▶ _Working data_
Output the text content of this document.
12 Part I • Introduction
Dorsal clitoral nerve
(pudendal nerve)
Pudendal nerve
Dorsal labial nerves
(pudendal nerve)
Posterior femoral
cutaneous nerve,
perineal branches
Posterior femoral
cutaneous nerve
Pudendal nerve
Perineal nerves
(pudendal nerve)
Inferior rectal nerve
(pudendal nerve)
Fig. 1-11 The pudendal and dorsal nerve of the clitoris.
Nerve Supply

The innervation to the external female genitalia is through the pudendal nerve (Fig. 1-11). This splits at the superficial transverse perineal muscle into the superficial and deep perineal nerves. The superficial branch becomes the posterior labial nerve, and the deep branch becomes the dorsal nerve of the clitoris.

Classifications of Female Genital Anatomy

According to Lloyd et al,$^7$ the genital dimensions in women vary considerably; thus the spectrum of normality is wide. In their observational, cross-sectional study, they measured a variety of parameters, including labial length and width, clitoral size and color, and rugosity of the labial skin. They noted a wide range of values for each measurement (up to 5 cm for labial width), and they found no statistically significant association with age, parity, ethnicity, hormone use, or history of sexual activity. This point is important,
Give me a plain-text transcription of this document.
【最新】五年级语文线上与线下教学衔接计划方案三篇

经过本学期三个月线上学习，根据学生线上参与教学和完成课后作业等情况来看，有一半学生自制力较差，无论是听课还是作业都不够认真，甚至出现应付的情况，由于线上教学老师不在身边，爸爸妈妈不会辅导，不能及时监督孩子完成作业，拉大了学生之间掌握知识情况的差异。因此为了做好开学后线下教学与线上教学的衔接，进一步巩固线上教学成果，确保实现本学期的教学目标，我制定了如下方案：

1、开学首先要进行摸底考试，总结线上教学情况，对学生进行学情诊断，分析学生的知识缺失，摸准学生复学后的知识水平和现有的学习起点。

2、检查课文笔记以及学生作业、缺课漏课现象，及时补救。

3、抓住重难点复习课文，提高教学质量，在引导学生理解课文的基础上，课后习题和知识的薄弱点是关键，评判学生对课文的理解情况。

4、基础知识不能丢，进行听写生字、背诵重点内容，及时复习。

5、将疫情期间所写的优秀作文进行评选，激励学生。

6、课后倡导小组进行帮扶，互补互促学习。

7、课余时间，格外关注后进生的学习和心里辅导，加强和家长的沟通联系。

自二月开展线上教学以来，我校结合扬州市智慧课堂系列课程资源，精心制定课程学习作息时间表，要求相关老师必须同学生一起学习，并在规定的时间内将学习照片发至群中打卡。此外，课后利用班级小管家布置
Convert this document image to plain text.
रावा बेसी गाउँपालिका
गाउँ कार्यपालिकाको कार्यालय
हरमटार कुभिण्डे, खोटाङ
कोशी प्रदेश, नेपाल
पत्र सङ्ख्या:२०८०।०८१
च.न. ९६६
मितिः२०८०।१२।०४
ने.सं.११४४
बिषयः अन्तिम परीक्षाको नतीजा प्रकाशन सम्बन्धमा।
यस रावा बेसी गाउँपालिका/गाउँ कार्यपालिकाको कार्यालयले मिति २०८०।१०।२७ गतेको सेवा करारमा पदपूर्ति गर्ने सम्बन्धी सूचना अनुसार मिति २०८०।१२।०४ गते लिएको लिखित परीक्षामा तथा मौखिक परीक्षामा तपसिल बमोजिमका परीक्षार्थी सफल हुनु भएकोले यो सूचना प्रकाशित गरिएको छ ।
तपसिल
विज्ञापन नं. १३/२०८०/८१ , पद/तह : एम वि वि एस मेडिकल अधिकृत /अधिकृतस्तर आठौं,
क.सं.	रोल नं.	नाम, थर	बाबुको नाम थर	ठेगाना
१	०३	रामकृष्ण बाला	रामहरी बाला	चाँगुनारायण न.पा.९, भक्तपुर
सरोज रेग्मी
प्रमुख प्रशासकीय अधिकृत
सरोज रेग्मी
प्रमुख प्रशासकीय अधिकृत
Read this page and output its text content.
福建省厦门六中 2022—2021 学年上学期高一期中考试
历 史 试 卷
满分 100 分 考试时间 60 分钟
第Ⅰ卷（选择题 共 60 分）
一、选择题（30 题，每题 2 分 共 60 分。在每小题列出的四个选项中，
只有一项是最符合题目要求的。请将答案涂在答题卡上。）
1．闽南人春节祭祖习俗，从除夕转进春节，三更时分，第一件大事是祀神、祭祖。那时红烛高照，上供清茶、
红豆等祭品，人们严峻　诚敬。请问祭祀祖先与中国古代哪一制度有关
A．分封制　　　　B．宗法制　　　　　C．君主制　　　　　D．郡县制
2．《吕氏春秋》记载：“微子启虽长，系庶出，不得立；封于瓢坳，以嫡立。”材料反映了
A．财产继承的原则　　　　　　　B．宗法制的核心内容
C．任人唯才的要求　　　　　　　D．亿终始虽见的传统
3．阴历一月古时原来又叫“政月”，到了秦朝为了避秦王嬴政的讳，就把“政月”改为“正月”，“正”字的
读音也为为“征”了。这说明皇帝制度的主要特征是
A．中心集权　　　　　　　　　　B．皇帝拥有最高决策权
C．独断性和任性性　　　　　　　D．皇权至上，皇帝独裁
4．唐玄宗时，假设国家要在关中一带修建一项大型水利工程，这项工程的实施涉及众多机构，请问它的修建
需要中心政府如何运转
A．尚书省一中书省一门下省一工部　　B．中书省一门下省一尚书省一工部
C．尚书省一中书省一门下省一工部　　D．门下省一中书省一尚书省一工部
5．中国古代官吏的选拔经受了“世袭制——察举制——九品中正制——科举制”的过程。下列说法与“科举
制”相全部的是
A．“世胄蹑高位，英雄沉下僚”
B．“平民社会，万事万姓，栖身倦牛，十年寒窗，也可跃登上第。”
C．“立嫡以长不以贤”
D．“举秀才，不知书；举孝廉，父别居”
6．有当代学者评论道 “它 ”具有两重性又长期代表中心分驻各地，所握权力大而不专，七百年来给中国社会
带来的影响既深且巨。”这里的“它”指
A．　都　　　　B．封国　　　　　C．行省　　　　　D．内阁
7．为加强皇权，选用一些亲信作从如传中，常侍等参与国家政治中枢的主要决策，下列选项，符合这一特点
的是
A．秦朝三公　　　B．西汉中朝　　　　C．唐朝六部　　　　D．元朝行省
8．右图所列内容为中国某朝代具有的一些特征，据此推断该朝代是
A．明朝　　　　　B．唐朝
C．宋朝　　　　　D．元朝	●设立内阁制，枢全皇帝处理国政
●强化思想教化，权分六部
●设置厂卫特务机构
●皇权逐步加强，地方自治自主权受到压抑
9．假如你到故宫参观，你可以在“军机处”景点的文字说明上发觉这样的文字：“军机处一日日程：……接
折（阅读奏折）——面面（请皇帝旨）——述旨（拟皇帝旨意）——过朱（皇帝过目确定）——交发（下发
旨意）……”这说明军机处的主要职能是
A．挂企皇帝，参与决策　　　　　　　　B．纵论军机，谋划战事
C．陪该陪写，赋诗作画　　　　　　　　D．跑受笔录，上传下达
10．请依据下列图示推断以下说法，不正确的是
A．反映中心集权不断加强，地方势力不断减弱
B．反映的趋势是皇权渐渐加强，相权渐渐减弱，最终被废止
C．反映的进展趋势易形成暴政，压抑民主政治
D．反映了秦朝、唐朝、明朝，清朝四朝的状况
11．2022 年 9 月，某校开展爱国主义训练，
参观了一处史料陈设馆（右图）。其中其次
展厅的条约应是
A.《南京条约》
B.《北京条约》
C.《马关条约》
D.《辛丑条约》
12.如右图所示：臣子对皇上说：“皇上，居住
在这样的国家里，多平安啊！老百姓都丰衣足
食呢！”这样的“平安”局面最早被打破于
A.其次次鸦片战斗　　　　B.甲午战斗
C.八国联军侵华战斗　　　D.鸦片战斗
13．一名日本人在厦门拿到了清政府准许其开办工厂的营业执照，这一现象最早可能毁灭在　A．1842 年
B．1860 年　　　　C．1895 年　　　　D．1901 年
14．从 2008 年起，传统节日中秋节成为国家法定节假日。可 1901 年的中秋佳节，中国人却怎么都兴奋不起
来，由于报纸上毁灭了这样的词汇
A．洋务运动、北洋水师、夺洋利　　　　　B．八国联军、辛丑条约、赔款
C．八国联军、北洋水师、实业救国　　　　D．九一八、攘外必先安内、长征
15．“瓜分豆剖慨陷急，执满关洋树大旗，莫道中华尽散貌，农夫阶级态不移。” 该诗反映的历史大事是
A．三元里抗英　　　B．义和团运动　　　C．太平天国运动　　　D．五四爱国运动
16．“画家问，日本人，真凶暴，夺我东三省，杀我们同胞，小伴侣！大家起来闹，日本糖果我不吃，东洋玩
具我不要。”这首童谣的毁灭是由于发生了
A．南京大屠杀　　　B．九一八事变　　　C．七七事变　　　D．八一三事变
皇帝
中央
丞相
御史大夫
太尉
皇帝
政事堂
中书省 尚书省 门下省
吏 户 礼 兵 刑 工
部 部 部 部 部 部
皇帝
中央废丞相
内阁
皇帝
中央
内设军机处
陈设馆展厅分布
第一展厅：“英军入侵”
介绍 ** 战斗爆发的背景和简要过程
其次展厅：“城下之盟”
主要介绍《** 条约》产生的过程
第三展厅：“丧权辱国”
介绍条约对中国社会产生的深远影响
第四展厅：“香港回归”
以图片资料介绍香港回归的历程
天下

▶ _Instructions for the task_
Find the word "document" in the data and copy out each line where it turns up.

▶ _Written answer_
Output the text content of this document.
Give me a plain-text transcription of this document.
Convert this document image to plain text.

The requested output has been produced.